**WHAT IS NEEDED:** Find each line with the word "входа" and copy it.

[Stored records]
··········

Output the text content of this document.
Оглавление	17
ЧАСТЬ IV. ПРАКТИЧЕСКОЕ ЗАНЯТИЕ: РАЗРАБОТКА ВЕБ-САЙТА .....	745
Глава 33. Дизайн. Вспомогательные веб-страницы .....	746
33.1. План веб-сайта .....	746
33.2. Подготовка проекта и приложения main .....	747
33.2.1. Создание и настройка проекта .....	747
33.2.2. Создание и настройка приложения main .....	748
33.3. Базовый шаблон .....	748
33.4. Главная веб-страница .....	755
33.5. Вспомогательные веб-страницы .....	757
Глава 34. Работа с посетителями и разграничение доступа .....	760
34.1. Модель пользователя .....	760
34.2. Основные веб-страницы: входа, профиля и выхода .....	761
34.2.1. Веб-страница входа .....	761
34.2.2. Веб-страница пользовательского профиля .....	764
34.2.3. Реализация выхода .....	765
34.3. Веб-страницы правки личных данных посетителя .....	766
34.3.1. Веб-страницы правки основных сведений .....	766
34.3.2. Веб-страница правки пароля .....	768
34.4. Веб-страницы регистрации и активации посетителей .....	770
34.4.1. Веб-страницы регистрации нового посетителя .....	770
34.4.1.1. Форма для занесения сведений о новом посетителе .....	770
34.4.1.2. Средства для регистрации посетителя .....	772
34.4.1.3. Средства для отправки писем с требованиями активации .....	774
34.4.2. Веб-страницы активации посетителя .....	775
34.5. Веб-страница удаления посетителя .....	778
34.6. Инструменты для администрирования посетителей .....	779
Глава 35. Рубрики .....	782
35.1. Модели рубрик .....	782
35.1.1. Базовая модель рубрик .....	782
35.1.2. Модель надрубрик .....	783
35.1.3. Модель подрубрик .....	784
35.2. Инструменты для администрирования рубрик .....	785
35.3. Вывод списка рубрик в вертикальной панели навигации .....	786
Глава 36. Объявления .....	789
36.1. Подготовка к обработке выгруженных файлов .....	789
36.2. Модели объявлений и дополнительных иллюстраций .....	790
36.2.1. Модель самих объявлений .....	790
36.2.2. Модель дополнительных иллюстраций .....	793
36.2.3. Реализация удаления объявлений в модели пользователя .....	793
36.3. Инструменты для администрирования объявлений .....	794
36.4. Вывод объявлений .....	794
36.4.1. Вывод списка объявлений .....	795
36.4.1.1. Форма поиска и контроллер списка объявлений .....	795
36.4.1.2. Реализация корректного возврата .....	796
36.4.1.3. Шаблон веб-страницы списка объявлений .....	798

··········

**SOLUTION TO THIS EXERCISE:**
34.2. Основные веб-страницы: входа, профиля и выхода .....	761
34.2.1. Веб-страница входа .....	761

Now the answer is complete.